** Start Extracted data **
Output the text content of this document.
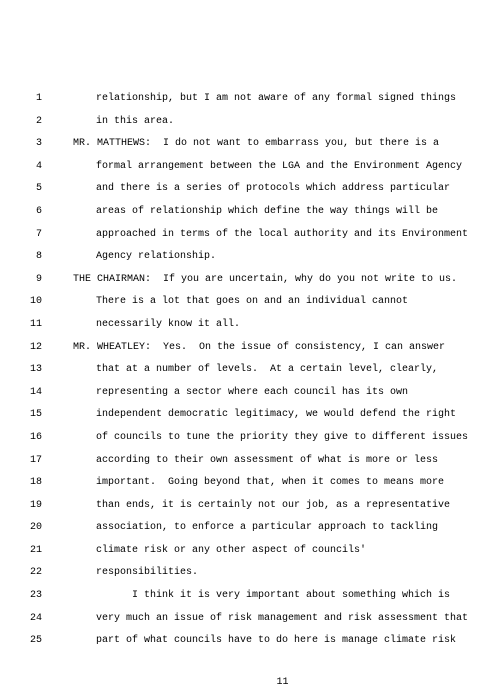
1	relationship, but I am not aware of any formal signed things
2	in this area.
3	MR. MATTHEWS:  I do not want to embarrass you, but there is a
4	formal arrangement between the LGA and the Environment Agency
5	and there is a series of protocols which address particular
6	areas of relationship which define the way things will be
7	approached in terms of the local authority and its Environment
8	Agency relationship.
9	THE CHAIRMAN:  If you are uncertain, why do you not write to us.
10	There is a lot that goes on and an individual cannot
11	necessarily know it all.
12	MR. WHEATLEY:  Yes.  On the issue of consistency, I can answer
13	that at a number of levels.  At a certain level, clearly,
14	representing a sector where each council has its own
15	independent democratic legitimacy, we would defend the right
16	of councils to tune the priority they give to different issues
17	according to their own assessment of what is more or less
18	important.  Going beyond that, when it comes to means more
19	than ends, it is certainly not our job, as a representative
20	association, to enforce a particular approach to tackling
21	climate risk or any other aspect of councils'
22	responsibilities.
23	I think it is very important about something which is
24	very much an issue of risk management and risk assessment that
25	part of what councils have to do here is manage climate risk
11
** End Extracted data **
**Direction:** Pictures in the records above are not copied; print everything else exactly.

**Response to this exercise:**
Output the text content of this document.
1	relationship, but I am not aware of any formal signed things
2	in this area.
3	MR. MATTHEWS:  I do not want to embarrass you, but there is a
4	formal arrangement between the LGA and the Environment Agency
5	and there is a series of protocols which address particular
6	areas of relationship which define the way things will be
7	approached in terms of the local authority and its Environment
8	Agency relationship.
9	THE CHAIRMAN:  If you are uncertain, why do you not write to us.
10	There is a lot that goes on and an individual cannot
11	necessarily know it all.
12	MR. WHEATLEY:  Yes.  On the issue of consistency, I can answer
13	that at a number of levels.  At a certain level, clearly,
14	representing a sector where each council has its own
15	independent democratic legitimacy, we would defend the right
16	of councils to tune the priority they give to different issues
17	according to their own assessment of what is more or less
18	important.  Going beyond that, when it comes to means more
19	than ends, it is certainly not our job, as a representative
20	association, to enforce a particular approach to tackling
21	climate risk or any other aspect of councils'
22	responsibilities.
23	I think it is very important about something which is
24	very much an issue of risk management and risk assessment that
25	part of what councils have to do here is manage climate risk
11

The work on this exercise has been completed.